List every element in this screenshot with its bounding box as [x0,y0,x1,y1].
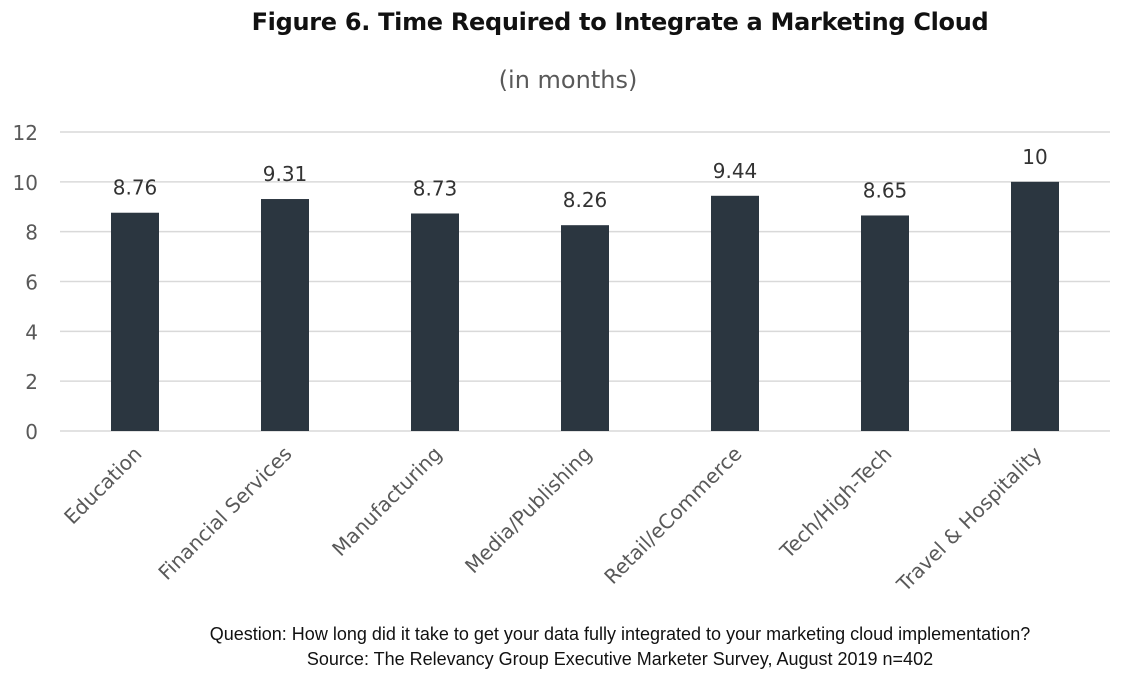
bars [111,181,1059,431]
data-label: 8.65 [863,178,908,202]
y-tick-label: 2 [25,370,38,394]
y-tick-label: 12 [13,121,38,145]
x-category-label: Manufacturing [327,442,446,561]
x-category-label: Travel & Hospitality [891,441,1046,596]
data-label: 8.73 [413,176,458,200]
bar [111,212,159,431]
y-tick-label: 8 [25,221,38,245]
data-label: 8.26 [563,188,608,212]
x-category-label: Retail/eCommerce [599,442,746,589]
bar [411,213,459,431]
bar [261,199,309,431]
y-tick-label: 6 [25,271,38,295]
bar [711,195,759,431]
y-tick-label: 0 [25,420,38,444]
y-tick-label: 4 [25,320,38,344]
chart-subtitle: (in months) [498,66,638,94]
data-label: 9.31 [263,162,308,186]
x-axis-category-labels: Education Financial Services Manufacturing… [59,441,1046,596]
data-label: 8.76 [113,176,158,200]
x-category-label: Education [59,442,146,529]
bar [1011,181,1059,431]
chart-title: Figure 6. Time Required to Integrate a M… [251,8,989,36]
bar [861,215,909,431]
survey-question: Question: How long did it take to get yo… [209,624,1031,644]
x-category-label: Financial Services [154,442,297,585]
bar-chart: 0 2 4 6 8 10 12 8.76 9.31 8.73 8.26 9.44 8.65 10 Edu… [13,121,1110,597]
data-label: 9.44 [713,159,758,183]
survey-source: Source: The Relevancy Group Executive Ma… [306,649,934,669]
y-tick-label: 10 [13,171,38,195]
data-labels: 8.76 9.31 8.73 8.26 9.44 8.65 10 [113,145,1048,212]
data-label: 10 [1022,145,1047,169]
x-category-label: Tech/High-Tech [774,442,896,564]
bar [561,225,609,431]
y-axis-tick-labels: 0 2 4 6 8 10 12 [13,121,38,444]
x-category-label: Media/Publishing [460,442,596,578]
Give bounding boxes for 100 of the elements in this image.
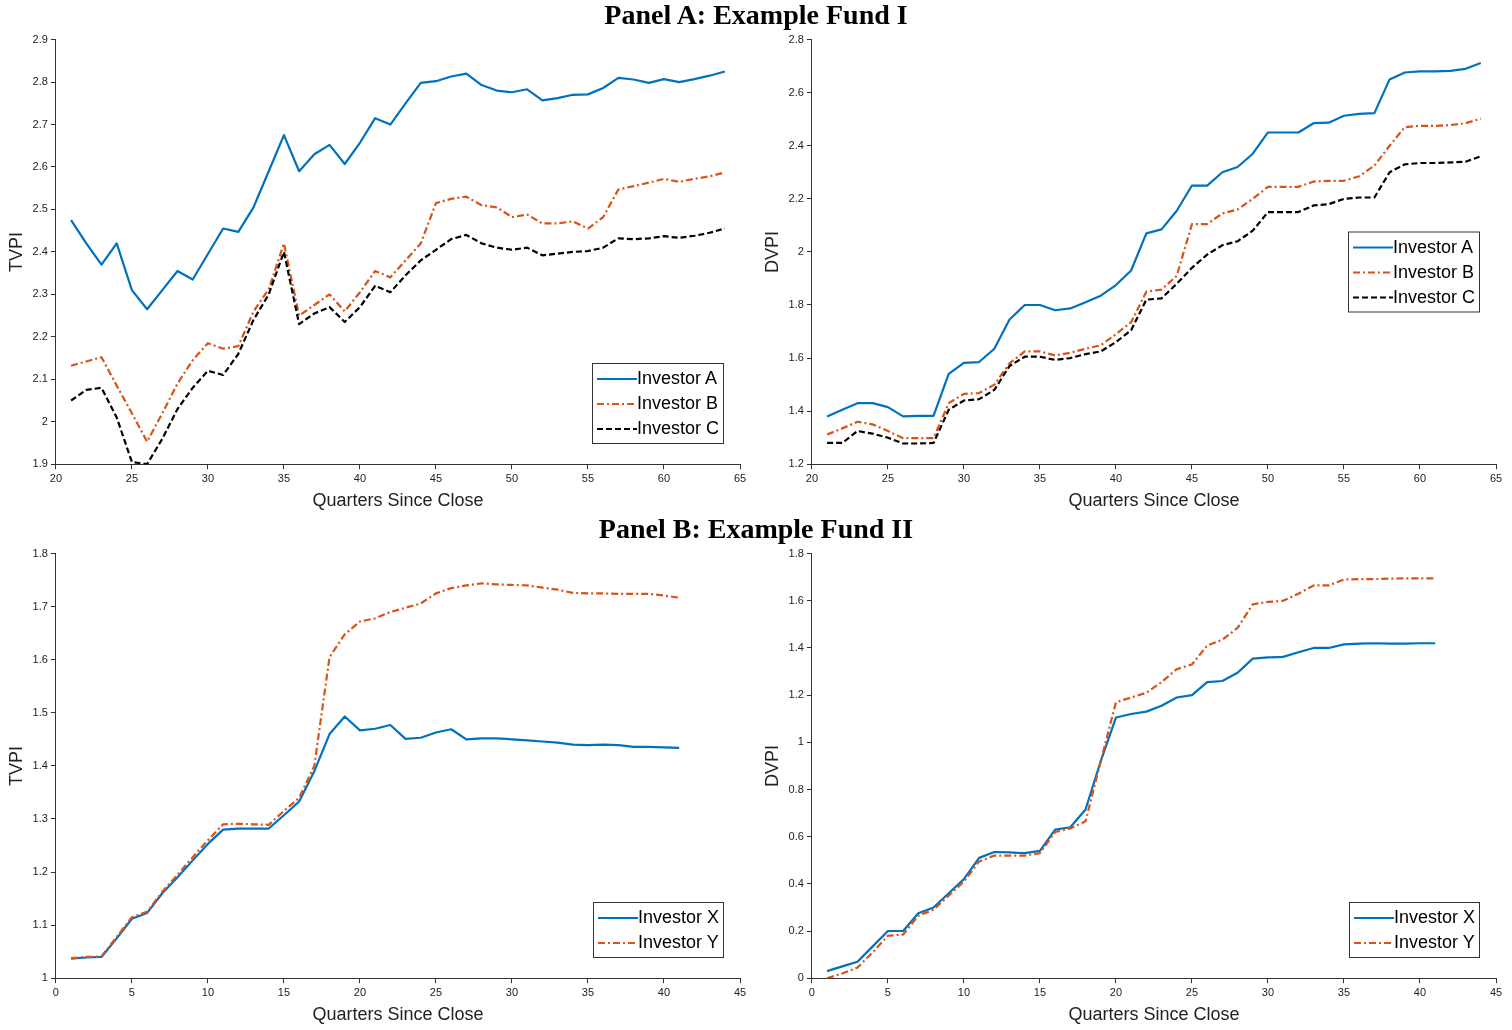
y-tick-label: 2.4 — [788, 138, 804, 151]
x-tick-label: 35 — [581, 985, 595, 998]
legend-label: Investor B — [636, 392, 719, 415]
x-tick-label: 35 — [1337, 985, 1351, 998]
y-tick-label: 0.2 — [788, 924, 804, 937]
y-tick-label: 2.5 — [32, 202, 48, 215]
x-axis-title: Quarters Since Close — [1068, 490, 1240, 511]
y-tick-label: 0.4 — [788, 876, 804, 889]
y-tick-label: 1.6 — [788, 593, 804, 606]
x-tick-label: 30 — [1261, 985, 1275, 998]
y-tick-label: 2.4 — [32, 244, 48, 257]
x-tick-label: 20 — [49, 471, 63, 484]
x-axis-title: Quarters Since Close — [312, 490, 484, 511]
y-tick-label: 2.8 — [788, 32, 804, 45]
y-tick-label: 1.4 — [788, 640, 804, 653]
y-tick-label: 2.2 — [32, 329, 48, 342]
y-tick-label: 1 — [41, 971, 48, 984]
y-tick-label: 1.9 — [32, 457, 48, 470]
y-tick-label: 1.8 — [788, 298, 804, 311]
chart-title: Panel B: Example Fund II — [597, 513, 915, 544]
x-axis-title: Quarters Since Close — [1068, 1004, 1240, 1025]
y-tick-label: 1.6 — [788, 351, 804, 364]
legend-label: Investor C — [636, 417, 719, 440]
line-series — [69, 227, 726, 465]
legend-label: Investor Y — [637, 931, 719, 954]
x-tick-label: 50 — [1261, 471, 1275, 484]
x-tick-label: 60 — [1413, 471, 1427, 484]
legend-label: Investor X — [637, 906, 719, 929]
x-tick-label: 65 — [1489, 471, 1503, 484]
x-tick-label: 5 — [128, 985, 135, 998]
y-tick-label: 2.3 — [32, 287, 48, 300]
y-axis-title: DVPI — [761, 744, 782, 787]
x-tick-label: 25 — [881, 471, 895, 484]
chart-title: Panel A: Example Fund I — [603, 0, 909, 30]
x-tick-label: 55 — [1337, 471, 1351, 484]
x-tick-label: 10 — [201, 985, 215, 998]
y-tick-label: 1.4 — [788, 404, 804, 417]
x-tick-label: 55 — [581, 471, 595, 484]
y-tick-label: 2.6 — [32, 160, 48, 173]
y-tick-label: 2.9 — [32, 32, 48, 45]
x-tick-label: 65 — [733, 471, 747, 484]
x-tick-label: 0 — [808, 985, 815, 998]
y-tick-label: 1.4 — [32, 758, 48, 771]
y-axis-title: TVPI — [5, 231, 26, 272]
y-tick-label: 1.2 — [788, 457, 804, 470]
y-tick-label: 2.6 — [788, 85, 804, 98]
x-tick-label: 45 — [1185, 471, 1199, 484]
x-tick-label: 35 — [277, 471, 291, 484]
x-axis-title: Quarters Since Close — [312, 1004, 484, 1025]
y-tick-label: 2.2 — [788, 191, 804, 204]
x-tick-label: 25 — [1185, 985, 1199, 998]
y-tick-label: 1.8 — [32, 546, 48, 559]
legend-label: Investor A — [1392, 235, 1474, 259]
legend-label: Investor X — [1393, 906, 1475, 929]
x-tick-label: 10 — [957, 985, 971, 998]
y-tick-label: 1.8 — [788, 546, 804, 559]
y-tick-label: 2.8 — [32, 75, 48, 88]
y-tick-label: 2.7 — [32, 117, 48, 130]
legend-label: Investor B — [1392, 260, 1475, 284]
y-tick-label: 1.2 — [788, 688, 804, 701]
legend-label: Investor Y — [1393, 931, 1475, 954]
y-axis-title: DVPI — [761, 230, 782, 273]
y-tick-label: 1.6 — [32, 652, 48, 665]
x-tick-label: 50 — [505, 471, 519, 484]
legend-label: Investor C — [1392, 285, 1475, 309]
x-tick-label: 5 — [884, 985, 891, 998]
legend-label: Investor A — [636, 367, 718, 390]
y-tick-label: 2 — [41, 414, 48, 427]
x-tick-label: 15 — [277, 985, 291, 998]
y-tick-label: 1.7 — [32, 599, 48, 612]
x-tick-label: 40 — [657, 985, 671, 998]
x-tick-label: 20 — [805, 471, 819, 484]
y-tick-label: 1.3 — [32, 812, 48, 825]
x-tick-label: 25 — [125, 471, 139, 484]
x-tick-label: 45 — [429, 471, 443, 484]
y-tick-label: 1 — [797, 735, 804, 748]
x-tick-label: 45 — [1489, 985, 1503, 998]
y-tick-label: 2 — [797, 244, 804, 257]
y-tick-label: 2.1 — [32, 372, 48, 385]
x-tick-label: 20 — [353, 985, 367, 998]
y-tick-label: 0.6 — [788, 829, 804, 842]
y-tick-label: 0.8 — [788, 782, 804, 795]
x-tick-label: 20 — [1109, 985, 1123, 998]
x-tick-label: 0 — [52, 985, 59, 998]
x-tick-label: 35 — [1033, 471, 1047, 484]
y-tick-label: 1.5 — [32, 705, 48, 718]
x-tick-label: 60 — [657, 471, 671, 484]
x-tick-label: 45 — [733, 985, 747, 998]
x-tick-label: 25 — [429, 985, 443, 998]
x-tick-label: 40 — [353, 471, 367, 484]
y-axis-title: TVPI — [5, 745, 26, 786]
y-tick-label: 0 — [797, 971, 804, 984]
x-tick-label: 15 — [1033, 985, 1047, 998]
x-tick-label: 30 — [201, 471, 215, 484]
y-tick-label: 1.2 — [32, 865, 48, 878]
x-tick-label: 30 — [957, 471, 971, 484]
x-tick-label: 40 — [1109, 471, 1123, 484]
y-tick-label: 1.1 — [32, 918, 48, 931]
x-tick-label: 30 — [505, 985, 519, 998]
x-tick-label: 40 — [1413, 985, 1427, 998]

#### WRITTEN INSTRUCTION
Reproduce verbatim the lines of the records from the line with "bars [111,181,1059,431]" up to and including the line with "bar-chart: 0 2", and output nothing else.

#### SOLUTION TO THIS EXERCISE
bars [111,181,1059,431]
data-label: 8.65 [863,178,908,202]
y-tick-label: 2 [25,370,38,394]
y-tick-label: 12 [13,121,38,145]
x-category-label: Manufacturing [327,442,446,561]
x-category-label: Travel & Hospitality [891,441,1046,596]
data-label: 8.73 [413,176,458,200]
bar [111,212,159,431]
y-tick-label: 8 [25,221,38,245]
data-label: 8.26 [563,188,608,212]
x-category-label: Retail/eCommerce [599,442,746,589]
bar [411,213,459,431]
bar [261,199,309,431]
y-tick-label: 6 [25,271,38,295]
bar [711,195,759,431]
y-tick-label: 0 [25,420,38,444]
y-tick-label: 4 [25,320,38,344]
chart-subtitle: (in months) [498,66,638,94]
data-label: 9.31 [263,162,308,186]
x-axis-category-labels: Education Financial Services Manufacturing… [59,441,1046,596]
data-label: 8.76 [113,176,158,200]
x-category-label: Education [59,442,146,529]
bar [1011,181,1059,431]
chart-title: Figure 6. Time Required to Integrate a M… [251,8,989,36]
bar [861,215,909,431]
survey-question: Question: How long did it take to get yo… [209,624,1031,644]
x-category-label: Financial Services [154,442,297,585]
bar-chart: 0 2 4 6 8 10 12 8.76 9.31 8.73 8.26 9.44 8.65 10 Edu… [13,121,1110,597]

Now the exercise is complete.